## AVAILABLE DATA:
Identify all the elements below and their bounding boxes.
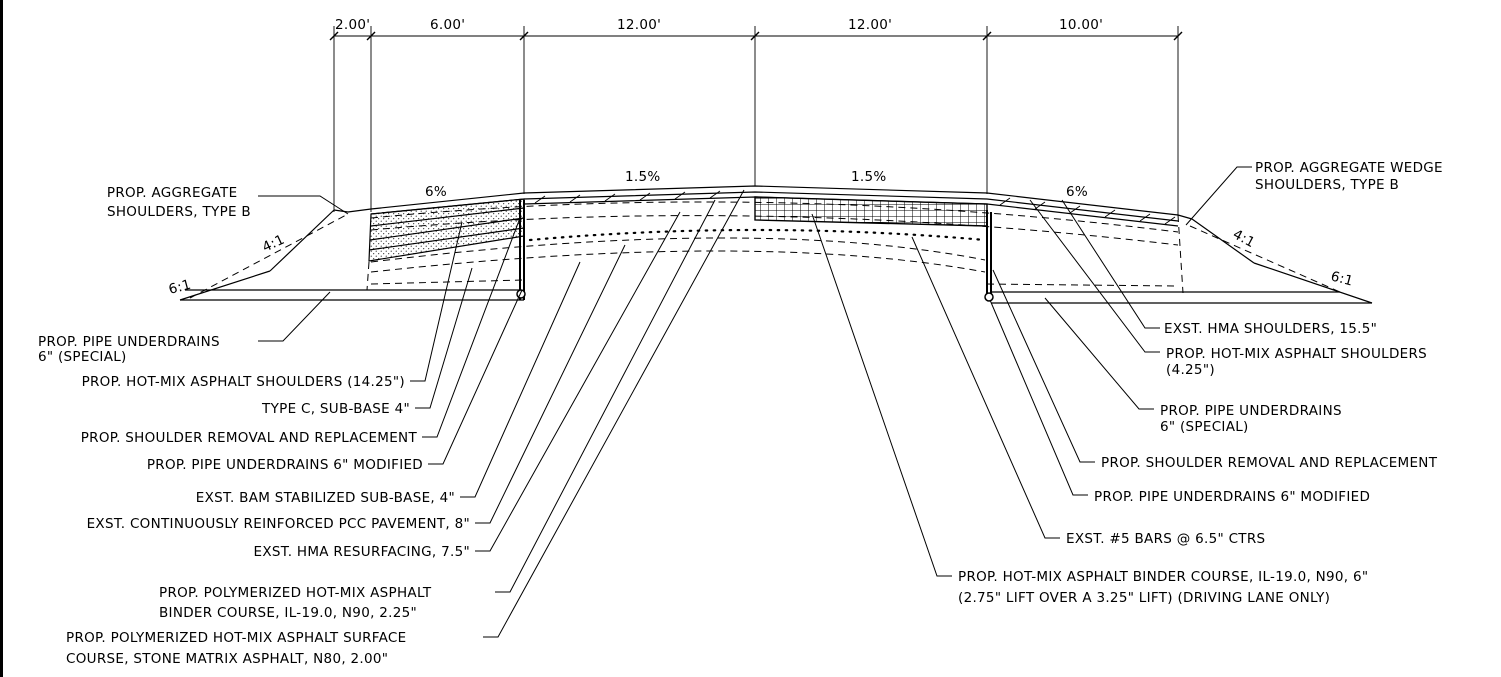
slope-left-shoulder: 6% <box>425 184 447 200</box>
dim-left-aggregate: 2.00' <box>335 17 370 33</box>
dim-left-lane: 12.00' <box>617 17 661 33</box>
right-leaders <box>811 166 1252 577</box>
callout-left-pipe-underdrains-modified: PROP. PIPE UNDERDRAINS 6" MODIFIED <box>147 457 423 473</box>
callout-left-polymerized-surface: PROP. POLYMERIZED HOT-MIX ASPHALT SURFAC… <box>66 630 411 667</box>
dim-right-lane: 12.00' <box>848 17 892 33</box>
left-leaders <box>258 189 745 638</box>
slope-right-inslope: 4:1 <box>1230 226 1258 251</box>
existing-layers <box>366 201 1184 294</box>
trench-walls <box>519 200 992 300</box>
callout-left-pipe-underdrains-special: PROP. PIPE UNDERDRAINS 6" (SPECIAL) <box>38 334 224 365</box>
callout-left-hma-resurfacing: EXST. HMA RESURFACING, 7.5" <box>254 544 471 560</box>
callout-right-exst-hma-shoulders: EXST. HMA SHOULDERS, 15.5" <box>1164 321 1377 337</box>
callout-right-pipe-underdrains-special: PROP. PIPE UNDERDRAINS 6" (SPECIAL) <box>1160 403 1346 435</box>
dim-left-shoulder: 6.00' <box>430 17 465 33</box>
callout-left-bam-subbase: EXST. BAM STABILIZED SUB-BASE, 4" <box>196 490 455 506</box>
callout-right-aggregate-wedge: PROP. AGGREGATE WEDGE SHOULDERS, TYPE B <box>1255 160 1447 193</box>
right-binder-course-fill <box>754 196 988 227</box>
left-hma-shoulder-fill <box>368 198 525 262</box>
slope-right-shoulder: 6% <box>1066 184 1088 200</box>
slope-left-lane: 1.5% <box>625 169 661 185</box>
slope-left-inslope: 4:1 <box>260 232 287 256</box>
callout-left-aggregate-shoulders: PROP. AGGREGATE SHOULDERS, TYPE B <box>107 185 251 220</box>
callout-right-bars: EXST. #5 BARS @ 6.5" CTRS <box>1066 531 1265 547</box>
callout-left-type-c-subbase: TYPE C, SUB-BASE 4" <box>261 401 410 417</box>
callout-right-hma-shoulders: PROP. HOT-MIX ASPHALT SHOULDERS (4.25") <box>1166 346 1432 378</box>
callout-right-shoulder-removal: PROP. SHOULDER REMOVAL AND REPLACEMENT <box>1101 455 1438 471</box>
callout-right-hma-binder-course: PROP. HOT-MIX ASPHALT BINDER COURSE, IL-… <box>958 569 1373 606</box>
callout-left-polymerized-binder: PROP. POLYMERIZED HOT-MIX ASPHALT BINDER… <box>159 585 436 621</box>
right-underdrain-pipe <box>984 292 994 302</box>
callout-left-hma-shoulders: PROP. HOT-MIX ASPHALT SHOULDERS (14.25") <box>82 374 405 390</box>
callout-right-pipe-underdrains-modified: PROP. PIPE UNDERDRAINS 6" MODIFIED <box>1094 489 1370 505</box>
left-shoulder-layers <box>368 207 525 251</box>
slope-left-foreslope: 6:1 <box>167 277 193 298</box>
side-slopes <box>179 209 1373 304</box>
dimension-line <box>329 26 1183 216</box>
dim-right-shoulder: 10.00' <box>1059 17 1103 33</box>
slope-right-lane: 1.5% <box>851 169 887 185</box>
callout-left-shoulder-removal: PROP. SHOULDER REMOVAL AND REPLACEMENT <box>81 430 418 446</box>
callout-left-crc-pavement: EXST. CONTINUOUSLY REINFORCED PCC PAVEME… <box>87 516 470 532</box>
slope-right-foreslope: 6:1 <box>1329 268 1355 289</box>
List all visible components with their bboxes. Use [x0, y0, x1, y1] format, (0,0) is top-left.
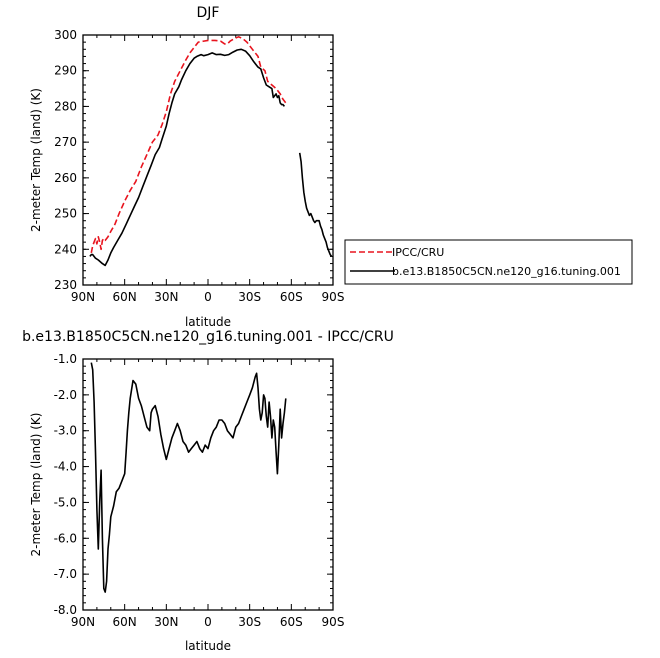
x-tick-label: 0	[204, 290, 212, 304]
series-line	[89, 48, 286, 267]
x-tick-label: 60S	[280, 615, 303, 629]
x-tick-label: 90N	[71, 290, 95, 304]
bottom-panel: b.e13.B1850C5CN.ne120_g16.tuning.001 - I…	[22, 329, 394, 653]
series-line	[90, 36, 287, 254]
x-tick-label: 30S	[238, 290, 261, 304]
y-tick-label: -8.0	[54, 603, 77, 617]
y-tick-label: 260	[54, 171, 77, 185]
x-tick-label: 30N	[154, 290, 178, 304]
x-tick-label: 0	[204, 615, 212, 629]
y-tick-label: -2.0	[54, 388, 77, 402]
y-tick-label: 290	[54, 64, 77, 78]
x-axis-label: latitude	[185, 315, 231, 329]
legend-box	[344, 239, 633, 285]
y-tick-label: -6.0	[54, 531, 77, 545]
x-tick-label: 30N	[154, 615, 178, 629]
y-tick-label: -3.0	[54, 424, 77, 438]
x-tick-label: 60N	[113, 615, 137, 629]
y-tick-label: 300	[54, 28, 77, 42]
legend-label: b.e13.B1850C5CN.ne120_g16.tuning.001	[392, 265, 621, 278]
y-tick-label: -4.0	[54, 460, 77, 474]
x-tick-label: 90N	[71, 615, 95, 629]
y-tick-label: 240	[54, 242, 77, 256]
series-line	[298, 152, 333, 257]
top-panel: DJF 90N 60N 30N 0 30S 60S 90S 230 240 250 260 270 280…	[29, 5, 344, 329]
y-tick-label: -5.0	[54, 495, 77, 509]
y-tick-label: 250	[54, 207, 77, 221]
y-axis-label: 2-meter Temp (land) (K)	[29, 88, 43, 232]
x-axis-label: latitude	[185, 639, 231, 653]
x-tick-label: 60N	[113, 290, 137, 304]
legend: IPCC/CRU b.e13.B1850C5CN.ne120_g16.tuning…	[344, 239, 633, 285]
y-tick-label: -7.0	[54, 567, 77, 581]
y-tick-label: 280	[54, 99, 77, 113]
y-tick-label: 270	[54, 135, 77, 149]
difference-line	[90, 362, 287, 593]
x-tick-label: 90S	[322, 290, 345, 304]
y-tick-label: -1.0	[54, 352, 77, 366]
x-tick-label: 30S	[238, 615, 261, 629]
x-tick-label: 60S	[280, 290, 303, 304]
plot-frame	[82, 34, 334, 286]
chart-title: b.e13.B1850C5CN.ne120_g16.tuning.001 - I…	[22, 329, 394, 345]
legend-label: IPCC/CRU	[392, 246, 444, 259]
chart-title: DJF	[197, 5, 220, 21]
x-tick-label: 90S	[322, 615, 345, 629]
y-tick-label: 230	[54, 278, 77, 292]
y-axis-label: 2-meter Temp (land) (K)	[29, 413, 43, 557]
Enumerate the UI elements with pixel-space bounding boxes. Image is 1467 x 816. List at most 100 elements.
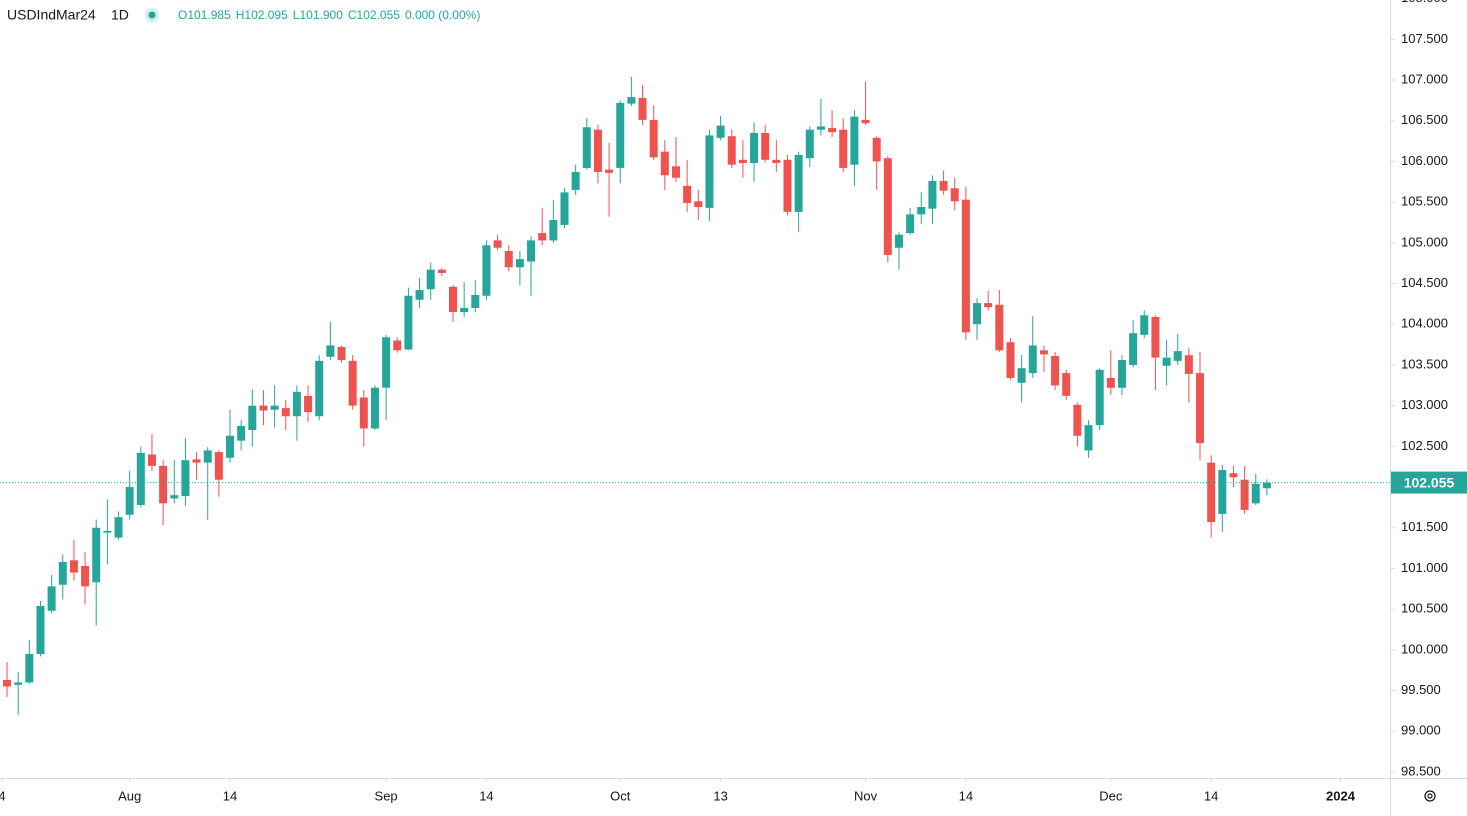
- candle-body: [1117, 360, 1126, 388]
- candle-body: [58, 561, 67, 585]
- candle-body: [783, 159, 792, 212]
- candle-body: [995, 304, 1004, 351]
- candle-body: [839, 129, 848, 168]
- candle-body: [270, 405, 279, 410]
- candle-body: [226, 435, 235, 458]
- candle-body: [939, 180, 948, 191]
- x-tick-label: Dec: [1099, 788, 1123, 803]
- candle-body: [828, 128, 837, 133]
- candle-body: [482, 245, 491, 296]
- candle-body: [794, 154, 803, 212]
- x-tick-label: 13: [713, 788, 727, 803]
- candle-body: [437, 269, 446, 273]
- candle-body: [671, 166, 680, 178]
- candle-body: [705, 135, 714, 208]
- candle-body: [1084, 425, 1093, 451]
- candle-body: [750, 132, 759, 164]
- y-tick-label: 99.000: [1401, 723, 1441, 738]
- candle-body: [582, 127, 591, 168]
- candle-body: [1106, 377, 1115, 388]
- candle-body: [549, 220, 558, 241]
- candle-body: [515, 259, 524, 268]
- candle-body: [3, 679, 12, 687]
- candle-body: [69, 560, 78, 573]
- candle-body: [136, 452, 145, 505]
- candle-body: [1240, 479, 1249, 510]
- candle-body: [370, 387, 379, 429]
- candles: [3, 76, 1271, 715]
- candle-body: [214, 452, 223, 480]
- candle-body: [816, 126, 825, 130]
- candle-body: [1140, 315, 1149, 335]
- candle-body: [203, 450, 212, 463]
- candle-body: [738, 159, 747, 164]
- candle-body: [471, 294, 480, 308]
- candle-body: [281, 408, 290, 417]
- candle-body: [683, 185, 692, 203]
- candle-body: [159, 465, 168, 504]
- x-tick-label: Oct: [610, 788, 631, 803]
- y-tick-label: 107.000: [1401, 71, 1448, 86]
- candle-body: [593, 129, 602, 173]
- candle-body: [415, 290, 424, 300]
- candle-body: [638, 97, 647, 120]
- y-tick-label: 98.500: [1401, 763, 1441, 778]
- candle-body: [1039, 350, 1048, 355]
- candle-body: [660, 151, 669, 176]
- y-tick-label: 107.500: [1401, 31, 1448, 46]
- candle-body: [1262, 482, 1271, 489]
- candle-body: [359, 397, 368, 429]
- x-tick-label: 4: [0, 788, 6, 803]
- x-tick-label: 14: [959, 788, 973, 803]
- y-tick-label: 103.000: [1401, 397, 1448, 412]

## GOAL:
Reproduce the lines of the data above without any change, from the line containing "- candle-body: [1117, 360, 1126, 388]" to the line containing "- x-tick-label: Dec: [1099, 788, 1123, 803]", including both of those lines.

## SOLVED EXERCISE:
- candle-body: [1117, 360, 1126, 388]
- candle-body: [58, 561, 67, 585]
- candle-body: [783, 159, 792, 212]
- candle-body: [995, 304, 1004, 351]
- candle-body: [839, 129, 848, 168]
- candle-body: [270, 405, 279, 410]
- candle-body: [226, 435, 235, 458]
- candle-body: [939, 180, 948, 191]
- x-tick-label: Dec: [1099, 788, 1123, 803]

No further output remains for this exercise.